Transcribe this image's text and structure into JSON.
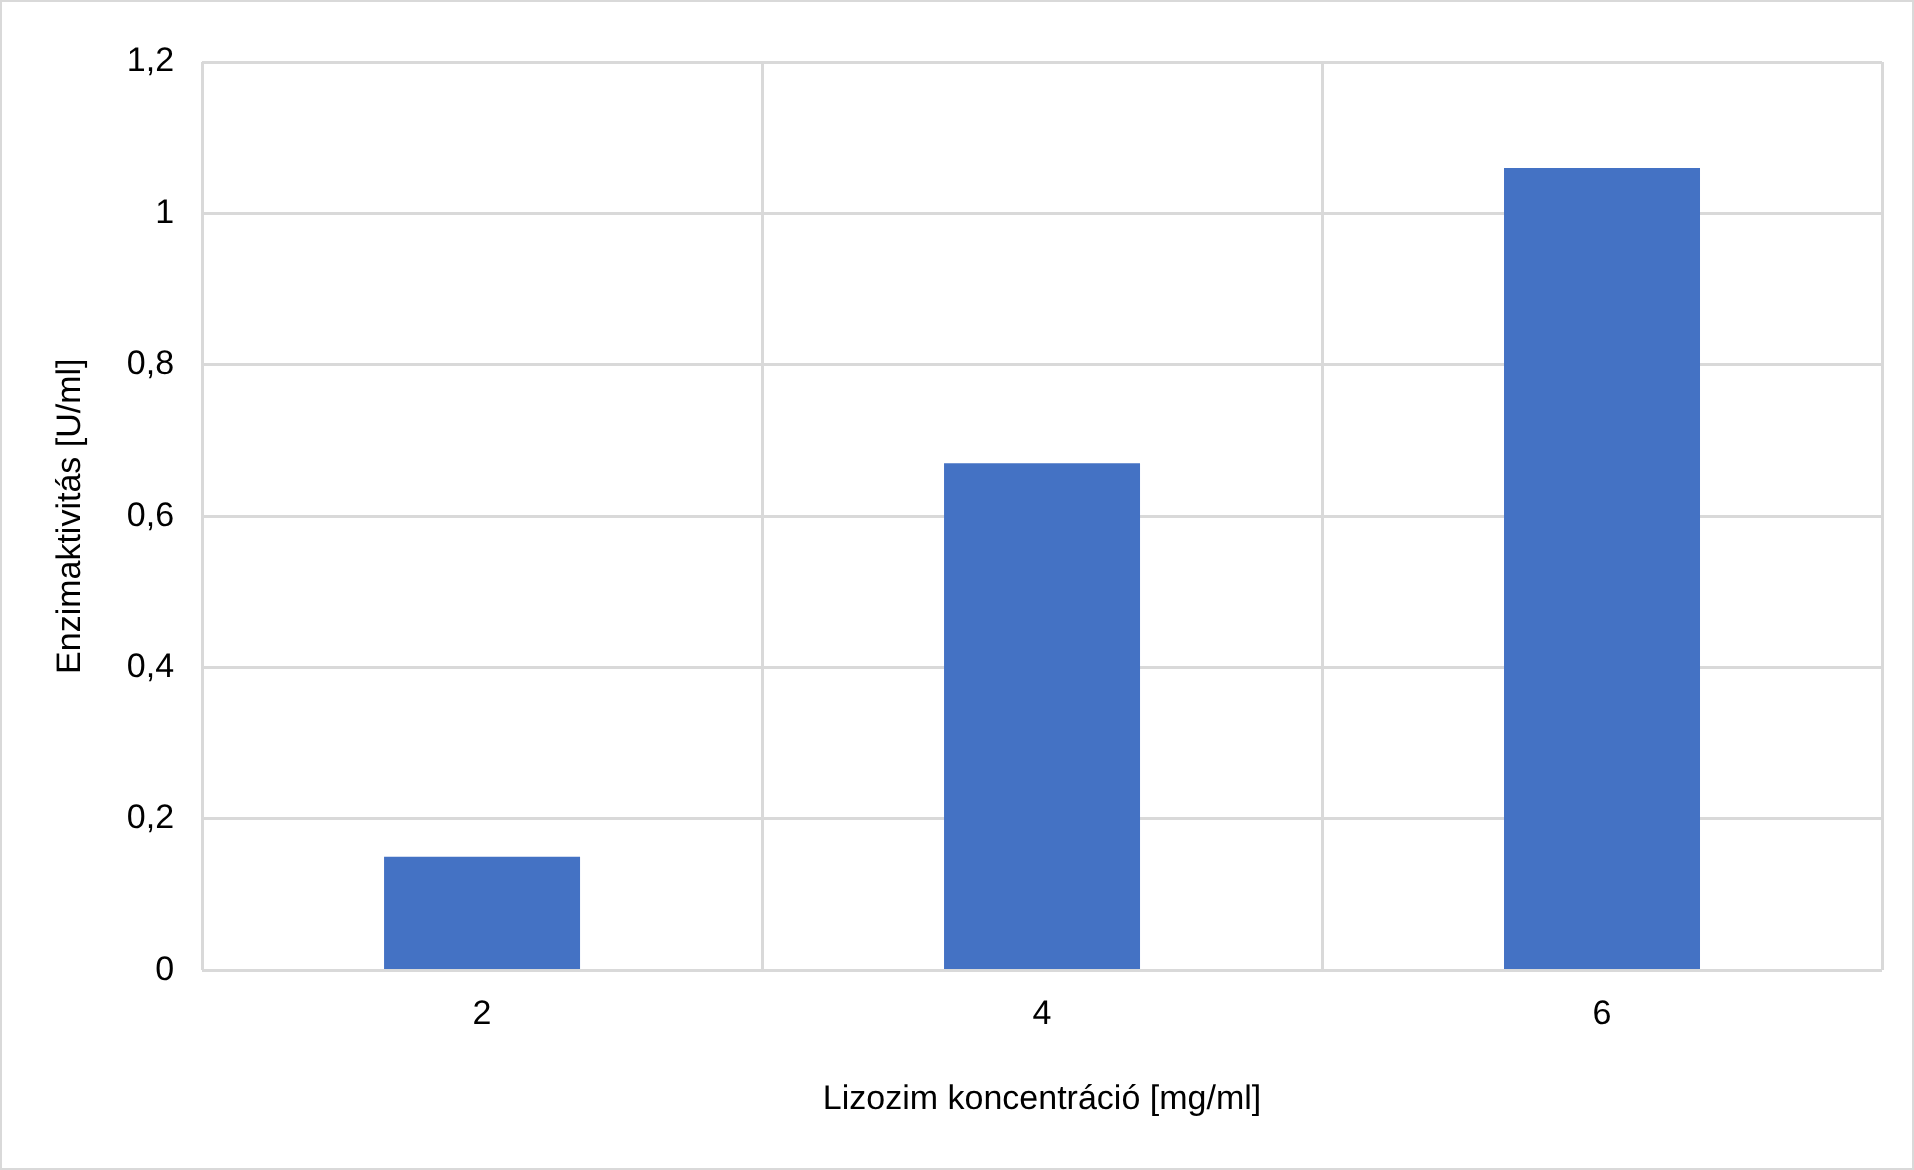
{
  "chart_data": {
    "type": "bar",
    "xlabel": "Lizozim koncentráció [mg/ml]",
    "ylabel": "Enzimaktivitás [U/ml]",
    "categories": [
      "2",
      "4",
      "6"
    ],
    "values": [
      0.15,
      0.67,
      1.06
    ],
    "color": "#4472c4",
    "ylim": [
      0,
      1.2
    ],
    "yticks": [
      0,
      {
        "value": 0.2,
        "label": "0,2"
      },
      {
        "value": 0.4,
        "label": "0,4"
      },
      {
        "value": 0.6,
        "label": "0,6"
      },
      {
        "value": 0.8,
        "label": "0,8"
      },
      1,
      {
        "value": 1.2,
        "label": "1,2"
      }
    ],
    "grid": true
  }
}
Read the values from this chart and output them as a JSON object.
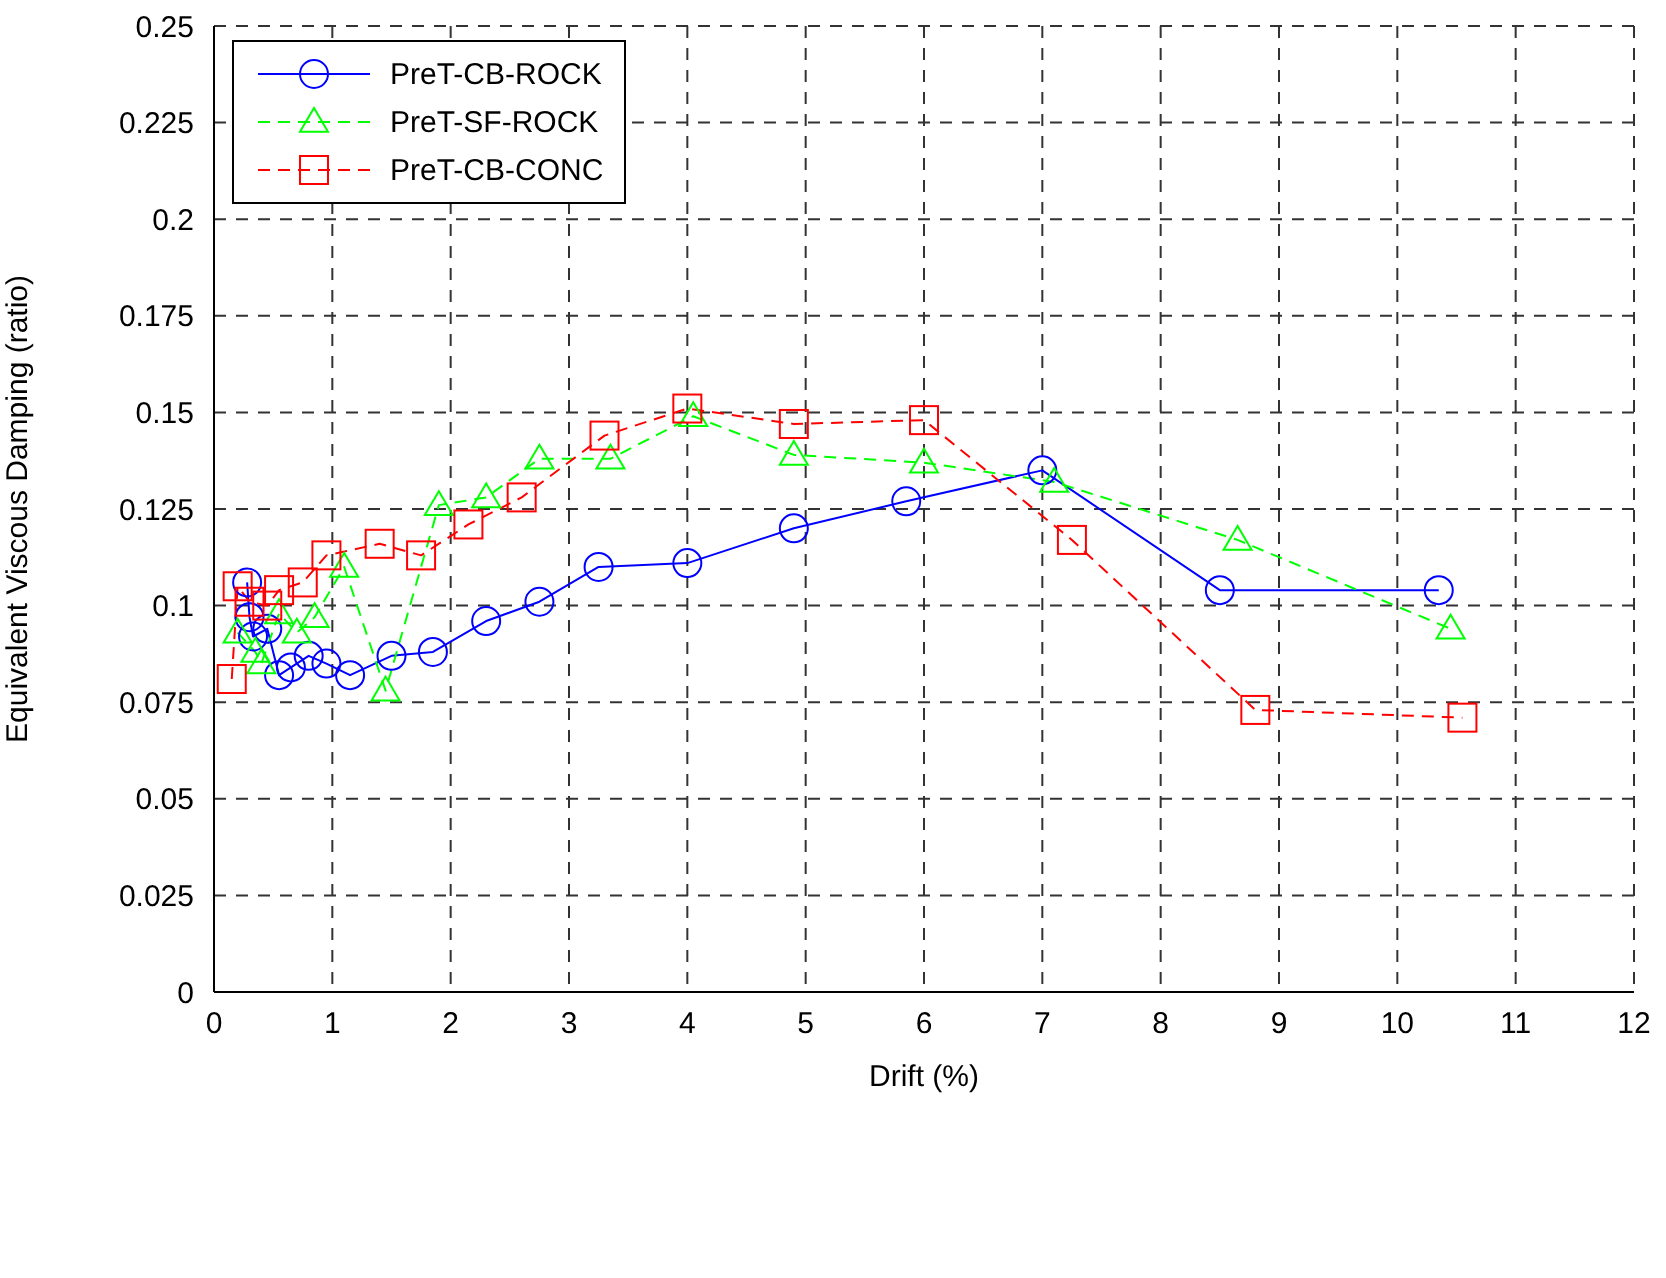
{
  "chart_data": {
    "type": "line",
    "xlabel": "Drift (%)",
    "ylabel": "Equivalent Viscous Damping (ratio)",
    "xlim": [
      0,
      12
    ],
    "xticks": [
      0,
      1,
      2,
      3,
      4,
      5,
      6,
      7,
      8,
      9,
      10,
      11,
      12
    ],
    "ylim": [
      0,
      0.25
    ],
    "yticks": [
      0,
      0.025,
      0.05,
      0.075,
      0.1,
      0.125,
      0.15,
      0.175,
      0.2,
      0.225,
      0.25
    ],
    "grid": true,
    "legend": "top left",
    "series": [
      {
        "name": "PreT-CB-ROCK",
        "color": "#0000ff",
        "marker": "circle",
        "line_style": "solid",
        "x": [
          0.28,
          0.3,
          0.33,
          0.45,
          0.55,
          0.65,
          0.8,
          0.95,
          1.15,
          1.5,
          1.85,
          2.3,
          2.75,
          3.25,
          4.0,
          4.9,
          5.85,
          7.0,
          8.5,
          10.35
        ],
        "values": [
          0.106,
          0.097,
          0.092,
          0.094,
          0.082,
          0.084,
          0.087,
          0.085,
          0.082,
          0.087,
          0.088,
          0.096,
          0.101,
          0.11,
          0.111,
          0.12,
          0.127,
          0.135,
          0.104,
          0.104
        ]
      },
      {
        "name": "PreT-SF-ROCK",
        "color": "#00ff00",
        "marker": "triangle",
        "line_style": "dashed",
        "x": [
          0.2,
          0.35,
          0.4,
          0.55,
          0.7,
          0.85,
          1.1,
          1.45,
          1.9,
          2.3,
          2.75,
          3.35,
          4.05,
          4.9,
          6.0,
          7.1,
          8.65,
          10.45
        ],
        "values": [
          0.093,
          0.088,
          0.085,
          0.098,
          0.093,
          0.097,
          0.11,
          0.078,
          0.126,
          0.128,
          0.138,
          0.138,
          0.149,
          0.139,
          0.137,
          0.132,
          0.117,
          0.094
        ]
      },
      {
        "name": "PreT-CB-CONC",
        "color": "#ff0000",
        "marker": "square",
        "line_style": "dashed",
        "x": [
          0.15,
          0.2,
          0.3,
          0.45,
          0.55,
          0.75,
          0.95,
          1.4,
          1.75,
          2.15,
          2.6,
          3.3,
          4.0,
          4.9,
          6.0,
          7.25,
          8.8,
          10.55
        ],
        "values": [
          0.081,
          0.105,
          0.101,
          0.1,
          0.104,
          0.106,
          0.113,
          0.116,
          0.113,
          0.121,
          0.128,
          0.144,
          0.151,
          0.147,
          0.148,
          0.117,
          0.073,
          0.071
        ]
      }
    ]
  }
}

▸ Task prompt:
Extract, from the listing above, every line where the string "JSON" occurs.

▸ Reply to the exercise:
Transcribe this image's text and structure into JSON.
Read the values from this chart and output them as a JSON object.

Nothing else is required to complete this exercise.